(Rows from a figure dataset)
───

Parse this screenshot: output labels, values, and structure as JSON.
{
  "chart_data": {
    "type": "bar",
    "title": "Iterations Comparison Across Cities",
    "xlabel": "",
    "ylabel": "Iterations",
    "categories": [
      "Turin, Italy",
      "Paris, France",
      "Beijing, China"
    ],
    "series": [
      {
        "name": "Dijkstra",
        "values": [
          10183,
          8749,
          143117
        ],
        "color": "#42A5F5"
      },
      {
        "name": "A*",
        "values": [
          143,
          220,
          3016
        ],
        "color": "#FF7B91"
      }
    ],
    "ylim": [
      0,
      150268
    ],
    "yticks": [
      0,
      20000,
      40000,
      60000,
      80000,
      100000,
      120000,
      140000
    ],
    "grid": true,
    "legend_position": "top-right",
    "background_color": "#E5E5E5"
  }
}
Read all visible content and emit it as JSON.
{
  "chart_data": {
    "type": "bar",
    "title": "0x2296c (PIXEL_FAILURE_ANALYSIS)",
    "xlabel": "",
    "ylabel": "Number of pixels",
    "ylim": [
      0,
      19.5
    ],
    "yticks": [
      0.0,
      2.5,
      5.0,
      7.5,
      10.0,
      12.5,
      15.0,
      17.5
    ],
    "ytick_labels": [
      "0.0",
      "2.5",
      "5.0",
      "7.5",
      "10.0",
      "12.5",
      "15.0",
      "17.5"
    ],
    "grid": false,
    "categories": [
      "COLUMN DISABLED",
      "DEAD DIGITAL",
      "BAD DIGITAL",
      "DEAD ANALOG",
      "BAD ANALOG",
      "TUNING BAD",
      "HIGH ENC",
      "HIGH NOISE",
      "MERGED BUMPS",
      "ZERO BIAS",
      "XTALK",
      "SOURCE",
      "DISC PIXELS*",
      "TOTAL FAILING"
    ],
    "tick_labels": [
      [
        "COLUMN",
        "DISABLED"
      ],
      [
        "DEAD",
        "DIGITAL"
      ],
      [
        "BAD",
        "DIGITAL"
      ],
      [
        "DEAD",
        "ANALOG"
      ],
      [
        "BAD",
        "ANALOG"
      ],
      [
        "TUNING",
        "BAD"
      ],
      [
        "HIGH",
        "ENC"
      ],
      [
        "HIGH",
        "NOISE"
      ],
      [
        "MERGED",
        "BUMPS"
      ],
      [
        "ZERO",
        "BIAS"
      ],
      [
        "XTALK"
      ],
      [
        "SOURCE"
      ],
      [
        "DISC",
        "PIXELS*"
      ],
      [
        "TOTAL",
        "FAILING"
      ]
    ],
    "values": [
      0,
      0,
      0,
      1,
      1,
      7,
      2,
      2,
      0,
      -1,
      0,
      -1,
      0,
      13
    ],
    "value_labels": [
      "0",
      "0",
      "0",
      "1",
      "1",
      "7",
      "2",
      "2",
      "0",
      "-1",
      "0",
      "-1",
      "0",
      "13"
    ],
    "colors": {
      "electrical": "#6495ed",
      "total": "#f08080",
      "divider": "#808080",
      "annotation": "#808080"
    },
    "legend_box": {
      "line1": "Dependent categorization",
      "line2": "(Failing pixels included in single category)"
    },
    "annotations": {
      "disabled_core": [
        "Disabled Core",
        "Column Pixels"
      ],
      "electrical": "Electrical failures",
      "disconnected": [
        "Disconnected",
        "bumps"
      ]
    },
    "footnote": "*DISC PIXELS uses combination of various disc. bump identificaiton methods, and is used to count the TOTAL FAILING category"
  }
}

───

■ Problem to solve:
Give an exact repetition of all the material.

■ Right answer:
Parse this screenshot: output labels, values, and structure as JSON.
{
  "chart_data": {
    "type": "bar",
    "title": "Iterations Comparison Across Cities",
    "xlabel": "",
    "ylabel": "Iterations",
    "categories": [
      "Turin, Italy",
      "Paris, France",
      "Beijing, China"
    ],
    "series": [
      {
        "name": "Dijkstra",
        "values": [
          10183,
          8749,
          143117
        ],
        "color": "#42A5F5"
      },
      {
        "name": "A*",
        "values": [
          143,
          220,
          3016
        ],
        "color": "#FF7B91"
      }
    ],
    "ylim": [
      0,
      150268
    ],
    "yticks": [
      0,
      20000,
      40000,
      60000,
      80000,
      100000,
      120000,
      140000
    ],
    "grid": true,
    "legend_position": "top-right",
    "background_color": "#E5E5E5"
  }
}
Read all visible content and emit it as JSON.
{
  "chart_data": {
    "type": "bar",
    "title": "0x2296c (PIXEL_FAILURE_ANALYSIS)",
    "xlabel": "",
    "ylabel": "Number of pixels",
    "ylim": [
      0,
      19.5
    ],
    "yticks": [
      0.0,
      2.5,
      5.0,
      7.5,
      10.0,
      12.5,
      15.0,
      17.5
    ],
    "ytick_labels": [
      "0.0",
      "2.5",
      "5.0",
      "7.5",
      "10.0",
      "12.5",
      "15.0",
      "17.5"
    ],
    "grid": false,
    "categories": [
      "COLUMN DISABLED",
      "DEAD DIGITAL",
      "BAD DIGITAL",
      "DEAD ANALOG",
      "BAD ANALOG",
      "TUNING BAD",
      "HIGH ENC",
      "HIGH NOISE",
      "MERGED BUMPS",
      "ZERO BIAS",
      "XTALK",
      "SOURCE",
      "DISC PIXELS*",
      "TOTAL FAILING"
    ],
    "tick_labels": [
      [
        "COLUMN",
        "DISABLED"
      ],
      [
        "DEAD",
        "DIGITAL"
      ],
      [
        "BAD",
        "DIGITAL"
      ],
      [
        "DEAD",
        "ANALOG"
      ],
      [
        "BAD",
        "ANALOG"
      ],
      [
        "TUNING",
        "BAD"
      ],
      [
        "HIGH",
        "ENC"
      ],
      [
        "HIGH",
        "NOISE"
      ],
      [
        "MERGED",
        "BUMPS"
      ],
      [
        "ZERO",
        "BIAS"
      ],
      [
        "XTALK"
      ],
      [
        "SOURCE"
      ],
      [
        "DISC",
        "PIXELS*"
      ],
      [
        "TOTAL",
        "FAILING"
      ]
    ],
    "values": [
      0,
      0,
      0,
      1,
      1,
      7,
      2,
      2,
      0,
      -1,
      0,
      -1,
      0,
      13
    ],
    "value_labels": [
      "0",
      "0",
      "0",
      "1",
      "1",
      "7",
      "2",
      "2",
      "0",
      "-1",
      "0",
      "-1",
      "0",
      "13"
    ],
    "colors": {
      "electrical": "#6495ed",
      "total": "#f08080",
      "divider": "#808080",
      "annotation": "#808080"
    },
    "legend_box": {
      "line1": "Dependent categorization",
      "line2": "(Failing pixels included in single category)"
    },
    "annotations": {
      "disabled_core": [
        "Disabled Core",
        "Column Pixels"
      ],
      "electrical": "Electrical failures",
      "disconnected": [
        "Disconnected",
        "bumps"
      ]
    },
    "footnote": "*DISC PIXELS uses combination of various disc. bump identificaiton methods, and is used to count the TOTAL FAILING category"
  }
}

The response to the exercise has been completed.